### REQUEST 1
In the passage about Peter, what did Peter do immediately after the Lord turned and looked at him in the courtyard?

-------------------------

Much is written about Peter in the Gospels. We can’t pretend to know him fully by what the Gospel writers have penned but it’s my conviction all that what we need to know that is of any benefit to us, is disclosed in scripture as the Holy Spirit inspired these ordinary men to record the events of living life with Christ. Scripture now becomes the blade that Holy Spirit uses to carve out in ‘US’ a totem, a fuller, a clearer image of the Christ of whom they speak.
Peter’s lessons learned can become lessons from which we too can learn. I thank God for the work of Christ in him and how that same hand, that shaped Peter, can and will shape me. One of the deepest cuts Jesus makes into Peter’s life is towards the close of His own. Before He leaves He is committed to pour more of His love, truth and grace into this man’s life. He continues the work He begun as He takes His blade and continues to shape him. His craftsmanship painful, yet outstandingly beautiful. To set the context for the final moments Peter has with Jesus let’s read some verses from Luke’s and John’s Gospels.
31 “Simon, Simon, Satan has asked to sift each of you like wheat. 32 But I have pleaded in prayer for you, Simon, that your faith should not fail. So when you have repented and turned to me again, strengthen your brothers.” 33 Peter said, “Lord, I am ready to go to prison with you, and even to die with you.” 34 But Jesus said, “Peter, let me tell you something. Before the rooster crows tomorrow morning, you will deny three times that you even know me.” (Luke 22:31-34 (NLT))
54 So they arrested him and led him to the high priest’s home. And Peter followed at a distance. 55 The guards lit a fire in the middle of the courtyard and sat around it, and Peter joined them there. 56 A servant girl noticed him in the firelight and began staring at him. Finally she said, “This man was one of Jesus’ followers!” 57 But Peter denied it. “Woman,” he said, “I don’t even know him!” 58 After a while someone else looked at him and said, “You must be one of them!” “No, man, I’m not!” Peter retorted. 59 About an hour later someone else insisted, “This must be one of them, because he is a Galilean, too.” 60 But Peter said, “Man, I don’t know what you are talking about.” And immediately, while he was still speaking, the rooster crowed. 61 At that moment the Lord turned and looked at Peter. Suddenly, the Lord’s words flashed through Peter’s mind: “Before the rooster crows tomorrow morning, you will deny three times that you even know me.” 62 And Peter left the courtyard, weeping bitterly. (Luke 22:54-62 (NLT))
36 Simon Peter asked, “Lord, where are you going?” And Jesus replied, “You can’t go with me now, but you will follow me later.” 37 “But why can’t I come now, Lord?” he asked. “I’m ready to die for you.” 38 Jesus answered, “Die for me? I tell you the truth, Peter—before the rooster crows tomorrow morning, you will deny three times that you even know me. (John 13:36-38.)

-------------------------

### REQUEST 2
In the entries, reproduce only the part that opens with the line containing "bingo-cell[interactable]: BLU spell" and closes with the line containing "bingo-cell[interactable]: Gatherers get", substituting "PvP balance changes" for "PVP rebalance" and leaving all else unchanged.

-------------------------

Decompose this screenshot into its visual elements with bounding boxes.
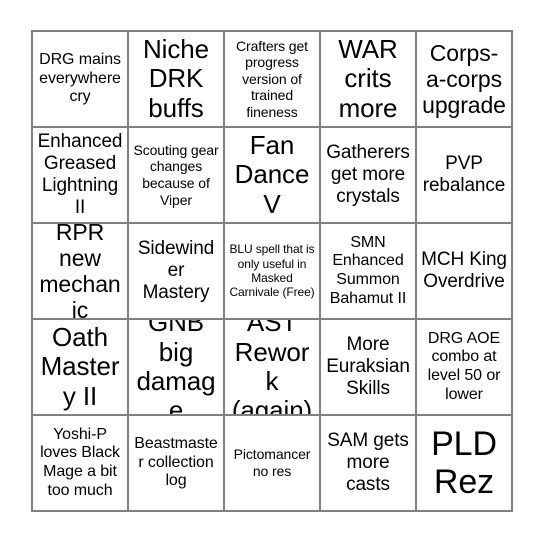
bingo-cell[interactable]: BLU spell that is only useful in Masked … xyxy=(225,224,321,320)
bingo-cell[interactable]: Enhanced Greased Lightning II xyxy=(33,128,129,224)
bingo-cell[interactable]: Scouting gear changes because of Viper xyxy=(129,128,225,224)
bingo-cell-label: PVP rebalance xyxy=(422,153,506,196)
bingo-cell[interactable]: PVP rebalance xyxy=(417,128,513,224)
bingo-cell-label: Beastmaster collection log xyxy=(134,435,218,490)
bingo-cell[interactable]: Crafters get progress version of trained… xyxy=(225,32,321,128)
bingo-cell[interactable]: WAR crits more xyxy=(321,32,417,128)
bingo-cell[interactable]: SAM gets more casts xyxy=(321,416,417,512)
bingo-cell[interactable]: Gatherers get more crystals xyxy=(321,128,417,224)
bingo-cell[interactable]: Pictomancer no res xyxy=(225,416,321,512)
bingo-cell-label: BLU spell that is only useful in Masked … xyxy=(229,242,315,300)
bingo-cell-label: Fan Dance V xyxy=(234,129,310,219)
bingo-cell[interactable]: Yoshi-P loves Black Mage a bit too much xyxy=(33,416,129,512)
bingo-cell-label: RPR new mechanic xyxy=(39,224,121,320)
bingo-cell[interactable]: More Euraksian Skills xyxy=(321,320,417,416)
bingo-cell-label: Yoshi-P loves Black Mage a bit too much xyxy=(40,425,120,499)
bingo-cell-label: Enhanced Greased Lightning II xyxy=(37,131,123,218)
bingo-cell[interactable]: Corps-a-corps upgrade xyxy=(417,32,513,128)
bingo-cell-label: SAM gets more casts xyxy=(327,430,409,495)
bingo-cell[interactable]: RPR new mechanic xyxy=(33,224,129,320)
bingo-cell-label: More Euraksian Skills xyxy=(326,334,410,399)
bingo-cell-label: MCH King Overdrive xyxy=(421,249,507,292)
bingo-cell[interactable]: Beastmaster collection log xyxy=(129,416,225,512)
bingo-cell[interactable]: PLD Rez xyxy=(417,416,513,512)
bingo-cell[interactable]: GNB big damage xyxy=(129,320,225,416)
bingo-cell[interactable]: SMN Enhanced Summon Bahamut II xyxy=(321,224,417,320)
bingo-cell-label: WAR crits more xyxy=(338,33,398,123)
bingo-cell[interactable]: Oath Mastery II xyxy=(33,320,129,416)
bingo-cell-label: SMN Enhanced Summon Bahamut II xyxy=(329,233,407,307)
bingo-cell[interactable]: Niche DRK buffs xyxy=(129,32,225,128)
bingo-cell-label: Niche DRK buffs xyxy=(143,33,209,123)
bingo-cell-label: Pictomancer no res xyxy=(233,446,311,479)
bingo-cell-label: DRG AOE combo at level 50 or lower xyxy=(427,329,501,403)
bingo-cell-label: Crafters get progress version of trained… xyxy=(236,37,308,120)
bingo-cell-label: Corps-a-corps upgrade xyxy=(422,39,506,119)
bingo-cell[interactable]: AST Rework (again) xyxy=(225,320,321,416)
bingo-cell-label: Oath Mastery II xyxy=(40,321,120,411)
bingo-cell-label: DRG mains everywhere cry xyxy=(39,51,121,106)
bingo-cell[interactable]: Sidewinder Mastery xyxy=(129,224,225,320)
bingo-cell[interactable]: DRG mains everywhere cry xyxy=(33,32,129,128)
bingo-cell[interactable]: DRG AOE combo at level 50 or lower xyxy=(417,320,513,416)
bingo-card: DRG mains everywhere cry Niche DRK buffs C… xyxy=(31,30,513,512)
bingo-cell-label: GNB big damage xyxy=(136,320,216,416)
bingo-cell[interactable]: MCH King Overdrive xyxy=(417,224,513,320)
bingo-cell-label: Scouting gear changes because of Viper xyxy=(133,141,219,208)
bingo-cell-label: Gatherers get more crystals xyxy=(326,142,410,207)
bingo-cell-label: Sidewinder Mastery xyxy=(137,238,215,303)
bingo-cell[interactable]: Fan Dance V xyxy=(225,128,321,224)
bingo-cell-label: PLD Rez xyxy=(431,424,497,501)
bingo-cell-label: AST Rework (again) xyxy=(231,320,313,416)
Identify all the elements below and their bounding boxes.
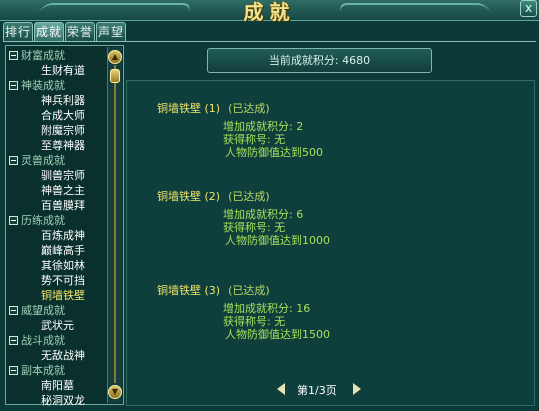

-------------------------

### EXPECTED ANSWER 1
He left the courtyard, weeping bitterly.

### EXPECTED ANSWER 2
bingo-cell[interactable]: BLU spell that is only useful in Masked … xyxy=(225,224,321,320)
bingo-cell[interactable]: Enhanced Greased Lightning II xyxy=(33,128,129,224)
bingo-cell[interactable]: Scouting gear changes because of Viper xyxy=(129,128,225,224)
bingo-cell-label: PvP balance changes xyxy=(422,153,506,196)
bingo-cell[interactable]: PvP balance changes xyxy=(417,128,513,224)
bingo-cell-label: Beastmaster collection log xyxy=(134,435,218,490)
bingo-cell[interactable]: Crafters get progress version of trained… xyxy=(225,32,321,128)
bingo-cell[interactable]: WAR crits more xyxy=(321,32,417,128)
bingo-cell[interactable]: SAM gets more casts xyxy=(321,416,417,512)
bingo-cell[interactable]: Gatherers get more crystals xyxy=(321,128,417,224)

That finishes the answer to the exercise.